__EXTRACTED MATERIAL__
"""

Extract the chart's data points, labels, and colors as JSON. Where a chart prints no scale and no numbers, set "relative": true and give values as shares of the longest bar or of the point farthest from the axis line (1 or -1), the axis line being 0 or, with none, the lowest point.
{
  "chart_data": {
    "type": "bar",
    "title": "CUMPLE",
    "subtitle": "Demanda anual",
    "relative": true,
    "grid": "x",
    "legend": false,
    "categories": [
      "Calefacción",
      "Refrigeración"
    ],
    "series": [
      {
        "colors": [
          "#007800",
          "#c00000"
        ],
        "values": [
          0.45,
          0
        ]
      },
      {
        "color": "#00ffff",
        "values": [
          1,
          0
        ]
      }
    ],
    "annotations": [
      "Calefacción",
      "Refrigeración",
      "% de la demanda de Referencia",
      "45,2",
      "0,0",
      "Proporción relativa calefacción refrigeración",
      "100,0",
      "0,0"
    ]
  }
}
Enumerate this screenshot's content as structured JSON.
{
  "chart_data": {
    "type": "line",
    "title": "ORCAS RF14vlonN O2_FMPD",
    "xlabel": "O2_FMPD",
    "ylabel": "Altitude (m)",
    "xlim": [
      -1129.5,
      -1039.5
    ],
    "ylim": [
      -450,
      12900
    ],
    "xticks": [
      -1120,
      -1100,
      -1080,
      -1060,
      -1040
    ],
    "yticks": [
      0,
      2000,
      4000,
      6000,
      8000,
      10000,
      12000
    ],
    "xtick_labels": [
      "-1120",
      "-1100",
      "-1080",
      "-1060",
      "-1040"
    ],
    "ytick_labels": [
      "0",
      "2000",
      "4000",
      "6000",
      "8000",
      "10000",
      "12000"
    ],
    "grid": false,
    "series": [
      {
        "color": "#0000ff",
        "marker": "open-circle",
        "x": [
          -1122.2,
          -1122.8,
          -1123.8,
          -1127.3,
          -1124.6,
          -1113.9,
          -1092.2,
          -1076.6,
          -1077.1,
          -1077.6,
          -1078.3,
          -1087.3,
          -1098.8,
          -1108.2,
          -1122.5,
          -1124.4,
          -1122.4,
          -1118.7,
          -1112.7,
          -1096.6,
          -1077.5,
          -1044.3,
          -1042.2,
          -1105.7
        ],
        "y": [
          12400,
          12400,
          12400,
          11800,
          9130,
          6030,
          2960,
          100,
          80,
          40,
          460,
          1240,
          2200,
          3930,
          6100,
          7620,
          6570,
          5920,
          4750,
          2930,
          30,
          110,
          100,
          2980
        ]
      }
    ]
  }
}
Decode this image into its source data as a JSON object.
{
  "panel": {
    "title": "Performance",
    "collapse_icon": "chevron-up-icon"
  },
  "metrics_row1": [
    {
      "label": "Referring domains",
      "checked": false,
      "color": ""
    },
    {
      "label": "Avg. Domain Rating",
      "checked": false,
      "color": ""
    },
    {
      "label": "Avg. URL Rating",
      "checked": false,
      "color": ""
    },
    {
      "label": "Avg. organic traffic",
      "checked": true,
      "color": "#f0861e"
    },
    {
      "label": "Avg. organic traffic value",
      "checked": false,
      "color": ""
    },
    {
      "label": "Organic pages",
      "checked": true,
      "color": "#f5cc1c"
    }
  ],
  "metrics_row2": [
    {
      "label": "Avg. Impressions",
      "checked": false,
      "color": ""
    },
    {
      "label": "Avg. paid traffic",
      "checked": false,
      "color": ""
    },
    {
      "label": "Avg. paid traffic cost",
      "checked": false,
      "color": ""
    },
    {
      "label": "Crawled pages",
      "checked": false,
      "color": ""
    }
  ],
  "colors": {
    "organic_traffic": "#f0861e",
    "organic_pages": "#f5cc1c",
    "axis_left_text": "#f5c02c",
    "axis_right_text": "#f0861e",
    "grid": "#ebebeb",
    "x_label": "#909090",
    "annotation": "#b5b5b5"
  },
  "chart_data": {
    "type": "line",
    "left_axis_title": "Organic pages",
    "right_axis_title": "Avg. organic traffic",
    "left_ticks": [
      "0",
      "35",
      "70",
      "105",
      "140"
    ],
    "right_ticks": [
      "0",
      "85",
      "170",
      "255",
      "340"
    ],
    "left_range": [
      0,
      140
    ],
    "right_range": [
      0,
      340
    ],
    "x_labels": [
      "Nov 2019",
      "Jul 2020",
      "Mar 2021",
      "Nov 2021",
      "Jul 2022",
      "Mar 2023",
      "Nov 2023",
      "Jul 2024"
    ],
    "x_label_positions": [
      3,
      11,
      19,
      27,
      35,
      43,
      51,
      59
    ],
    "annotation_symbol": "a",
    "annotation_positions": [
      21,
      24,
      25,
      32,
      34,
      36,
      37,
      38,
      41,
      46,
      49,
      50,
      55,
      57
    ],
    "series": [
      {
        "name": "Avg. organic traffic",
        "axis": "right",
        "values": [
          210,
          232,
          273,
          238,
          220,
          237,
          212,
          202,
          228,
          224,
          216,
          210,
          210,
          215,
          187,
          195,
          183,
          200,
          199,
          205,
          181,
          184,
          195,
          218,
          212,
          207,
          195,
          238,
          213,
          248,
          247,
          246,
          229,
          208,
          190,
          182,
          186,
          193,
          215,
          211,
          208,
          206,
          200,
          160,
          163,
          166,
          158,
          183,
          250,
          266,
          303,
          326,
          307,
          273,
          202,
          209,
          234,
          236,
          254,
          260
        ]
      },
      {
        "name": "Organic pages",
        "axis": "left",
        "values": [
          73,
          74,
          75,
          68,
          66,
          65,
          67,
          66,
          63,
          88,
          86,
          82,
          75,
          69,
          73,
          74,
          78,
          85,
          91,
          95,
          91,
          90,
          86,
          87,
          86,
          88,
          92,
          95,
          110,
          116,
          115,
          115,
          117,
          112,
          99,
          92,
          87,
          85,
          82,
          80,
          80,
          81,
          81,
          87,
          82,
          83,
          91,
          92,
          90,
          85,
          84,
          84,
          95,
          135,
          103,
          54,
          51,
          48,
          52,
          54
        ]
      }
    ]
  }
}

"""

__EXERCISE INSTRUCTIONS__
Copy the data above in full, character for character.

__TASK ANSWER__
Extract the chart's data points, labels, and colors as JSON. Where a chart prints no scale and no numbers, set "relative": true and give values as shares of the longest bar or of the point farthest from the axis line (1 or -1), the axis line being 0 or, with none, the lowest point.
{
  "chart_data": {
    "type": "bar",
    "title": "CUMPLE",
    "subtitle": "Demanda anual",
    "relative": true,
    "grid": "x",
    "legend": false,
    "categories": [
      "Calefacción",
      "Refrigeración"
    ],
    "series": [
      {
        "colors": [
          "#007800",
          "#c00000"
        ],
        "values": [
          0.45,
          0
        ]
      },
      {
        "color": "#00ffff",
        "values": [
          1,
          0
        ]
      }
    ],
    "annotations": [
      "Calefacción",
      "Refrigeración",
      "% de la demanda de Referencia",
      "45,2",
      "0,0",
      "Proporción relativa calefacción refrigeración",
      "100,0",
      "0,0"
    ]
  }
}
Enumerate this screenshot's content as structured JSON.
{
  "chart_data": {
    "type": "line",
    "title": "ORCAS RF14vlonN O2_FMPD",
    "xlabel": "O2_FMPD",
    "ylabel": "Altitude (m)",
    "xlim": [
      -1129.5,
      -1039.5
    ],
    "ylim": [
      -450,
      12900
    ],
    "xticks": [
      -1120,
      -1100,
      -1080,
      -1060,
      -1040
    ],
    "yticks": [
      0,
      2000,
      4000,
      6000,
      8000,
      10000,
      12000
    ],
    "xtick_labels": [
      "-1120",
      "-1100",
      "-1080",
      "-1060",
      "-1040"
    ],
    "ytick_labels": [
      "0",
      "2000",
      "4000",
      "6000",
      "8000",
      "10000",
      "12000"
    ],
    "grid": false,
    "series": [
      {
        "color": "#0000ff",
        "marker": "open-circle",
        "x": [
          -1122.2,
          -1122.8,
          -1123.8,
          -1127.3,
          -1124.6,
          -1113.9,
          -1092.2,
          -1076.6,
          -1077.1,
          -1077.6,
          -1078.3,
          -1087.3,
          -1098.8,
          -1108.2,
          -1122.5,
          -1124.4,
          -1122.4,
          -1118.7,
          -1112.7,
          -1096.6,
          -1077.5,
          -1044.3,
          -1042.2,
          -1105.7
        ],
        "y": [
          12400,
          12400,
          12400,
          11800,
          9130,
          6030,
          2960,
          100,
          80,
          40,
          460,
          1240,
          2200,
          3930,
          6100,
          7620,
          6570,
          5920,
          4750,
          2930,
          30,
          110,
          100,
          2980
        ]
      }
    ]
  }
}
Decode this image into its source data as a JSON object.
{
  "panel": {
    "title": "Performance",
    "collapse_icon": "chevron-up-icon"
  },
  "metrics_row1": [
    {
      "label": "Referring domains",
      "checked": false,
      "color": ""
    },
    {
      "label": "Avg. Domain Rating",
      "checked": false,
      "color": ""
    },
    {
      "label": "Avg. URL Rating",
      "checked": false,
      "color": ""
    },
    {
      "label": "Avg. organic traffic",
      "checked": true,
      "color": "#f0861e"
    },
    {
      "label": "Avg. organic traffic value",
      "checked": false,
      "color": ""
    },
    {
      "label": "Organic pages",
      "checked": true,
      "color": "#f5cc1c"
    }
  ],
  "metrics_row2": [
    {
      "label": "Avg. Impressions",
      "checked": false,
      "color": ""
    },
    {
      "label": "Avg. paid traffic",
      "checked": false,
      "color": ""
    },
    {
      "label": "Avg. paid traffic cost",
      "checked": false,
      "color": ""
    },
    {
      "label": "Crawled pages",
      "checked": false,
      "color": ""
    }
  ],
  "colors": {
    "organic_traffic": "#f0861e",
    "organic_pages": "#f5cc1c",
    "axis_left_text": "#f5c02c",
    "axis_right_text": "#f0861e",
    "grid": "#ebebeb",
    "x_label": "#909090",
    "annotation": "#b5b5b5"
  },
  "chart_data": {
    "type": "line",
    "left_axis_title": "Organic pages",
    "right_axis_title": "Avg. organic traffic",
    "left_ticks": [
      "0",
      "35",
      "70",
      "105",
      "140"
    ],
    "right_ticks": [
      "0",
      "85",
      "170",
      "255",
      "340"
    ],
    "left_range": [
      0,
      140
    ],
    "right_range": [
      0,
      340
    ],
    "x_labels": [
      "Nov 2019",
      "Jul 2020",
      "Mar 2021",
      "Nov 2021",
      "Jul 2022",
      "Mar 2023",
      "Nov 2023",
      "Jul 2024"
    ],
    "x_label_positions": [
      3,
      11,
      19,
      27,
      35,
      43,
      51,
      59
    ],
    "annotation_symbol": "a",
    "annotation_positions": [
      21,
      24,
      25,
      32,
      34,
      36,
      37,
      38,
      41,
      46,
      49,
      50,
      55,
      57
    ],
    "series": [
      {
        "name": "Avg. organic traffic",
        "axis": "right",
        "values": [
          210,
          232,
          273,
          238,
          220,
          237,
          212,
          202,
          228,
          224,
          216,
          210,
          210,
          215,
          187,
          195,
          183,
          200,
          199,
          205,
          181,
          184,
          195,
          218,
          212,
          207,
          195,
          238,
          213,
          248,
          247,
          246,
          229,
          208,
          190,
          182,
          186,
          193,
          215,
          211,
          208,
          206,
          200,
          160,
          163,
          166,
          158,
          183,
          250,
          266,
          303,
          326,
          307,
          273,
          202,
          209,
          234,
          236,
          254,
          260
        ]
      },
      {
        "name": "Organic pages",
        "axis": "left",
        "values": [
          73,
          74,
          75,
          68,
          66,
          65,
          67,
          66,
          63,
          88,
          86,
          82,
          75,
          69,
          73,
          74,
          78,
          85,
          91,
          95,
          91,
          90,
          86,
          87,
          86,
          88,
          92,
          95,
          110,
          116,
          115,
          115,
          117,
          112,
          99,
          92,
          87,
          85,
          82,
          80,
          80,
          81,
          81,
          87,
          82,
          83,
          91,
          92,
          90,
          85,
          84,
          84,
          95,
          135,
          103,
          54,
          51,
          48,
          52,
          54
        ]
      }
    ]
  }
}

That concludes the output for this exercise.